⟨

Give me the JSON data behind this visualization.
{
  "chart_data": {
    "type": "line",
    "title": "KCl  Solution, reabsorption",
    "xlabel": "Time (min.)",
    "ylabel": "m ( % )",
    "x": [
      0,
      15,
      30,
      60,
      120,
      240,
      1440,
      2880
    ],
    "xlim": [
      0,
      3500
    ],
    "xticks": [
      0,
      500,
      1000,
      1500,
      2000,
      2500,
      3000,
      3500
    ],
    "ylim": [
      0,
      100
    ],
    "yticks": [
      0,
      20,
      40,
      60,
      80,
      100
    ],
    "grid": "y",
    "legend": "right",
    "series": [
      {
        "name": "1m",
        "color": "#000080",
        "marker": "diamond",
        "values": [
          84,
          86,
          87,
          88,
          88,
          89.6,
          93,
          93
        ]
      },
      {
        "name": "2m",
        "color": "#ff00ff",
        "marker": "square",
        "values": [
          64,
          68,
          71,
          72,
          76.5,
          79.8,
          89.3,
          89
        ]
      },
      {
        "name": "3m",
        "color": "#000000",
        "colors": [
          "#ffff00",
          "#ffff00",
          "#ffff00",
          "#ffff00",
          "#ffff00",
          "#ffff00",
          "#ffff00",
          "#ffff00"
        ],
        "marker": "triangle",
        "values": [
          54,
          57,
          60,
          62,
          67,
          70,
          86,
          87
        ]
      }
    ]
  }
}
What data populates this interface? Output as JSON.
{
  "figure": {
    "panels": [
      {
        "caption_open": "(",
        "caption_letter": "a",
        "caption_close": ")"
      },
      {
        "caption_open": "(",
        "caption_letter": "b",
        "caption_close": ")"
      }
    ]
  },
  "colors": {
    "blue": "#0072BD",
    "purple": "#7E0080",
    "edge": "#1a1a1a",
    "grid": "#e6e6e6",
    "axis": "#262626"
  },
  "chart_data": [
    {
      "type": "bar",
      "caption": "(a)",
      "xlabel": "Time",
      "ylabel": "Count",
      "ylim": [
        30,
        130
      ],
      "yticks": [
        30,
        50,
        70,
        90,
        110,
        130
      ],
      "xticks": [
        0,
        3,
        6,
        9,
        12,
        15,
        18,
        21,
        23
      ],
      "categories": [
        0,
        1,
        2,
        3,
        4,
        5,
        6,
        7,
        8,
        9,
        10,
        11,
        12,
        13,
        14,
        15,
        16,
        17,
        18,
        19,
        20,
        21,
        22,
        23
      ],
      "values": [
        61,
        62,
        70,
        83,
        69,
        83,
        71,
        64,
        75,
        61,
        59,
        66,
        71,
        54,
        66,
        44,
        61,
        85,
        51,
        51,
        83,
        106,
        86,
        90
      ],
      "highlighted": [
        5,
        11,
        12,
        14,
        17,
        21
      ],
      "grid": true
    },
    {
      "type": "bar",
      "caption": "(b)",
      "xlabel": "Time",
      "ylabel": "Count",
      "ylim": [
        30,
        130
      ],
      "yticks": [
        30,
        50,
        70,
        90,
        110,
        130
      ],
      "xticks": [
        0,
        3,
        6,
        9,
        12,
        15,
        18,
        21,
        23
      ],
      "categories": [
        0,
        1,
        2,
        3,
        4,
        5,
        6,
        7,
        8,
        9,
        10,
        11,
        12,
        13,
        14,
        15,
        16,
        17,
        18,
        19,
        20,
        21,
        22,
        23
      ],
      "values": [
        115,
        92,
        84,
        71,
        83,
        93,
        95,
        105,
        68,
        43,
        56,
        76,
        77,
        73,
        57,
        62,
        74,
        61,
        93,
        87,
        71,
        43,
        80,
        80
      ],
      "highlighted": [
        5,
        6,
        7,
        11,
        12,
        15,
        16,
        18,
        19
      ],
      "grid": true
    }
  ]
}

⟩

— EXERCISE —
Copy all lines from the data that hold the word "grid".

— OUTPUT FOR THIS TASK —
    "grid": "y",
    "grid": "#e6e6e6",
      "grid": true
      "grid": true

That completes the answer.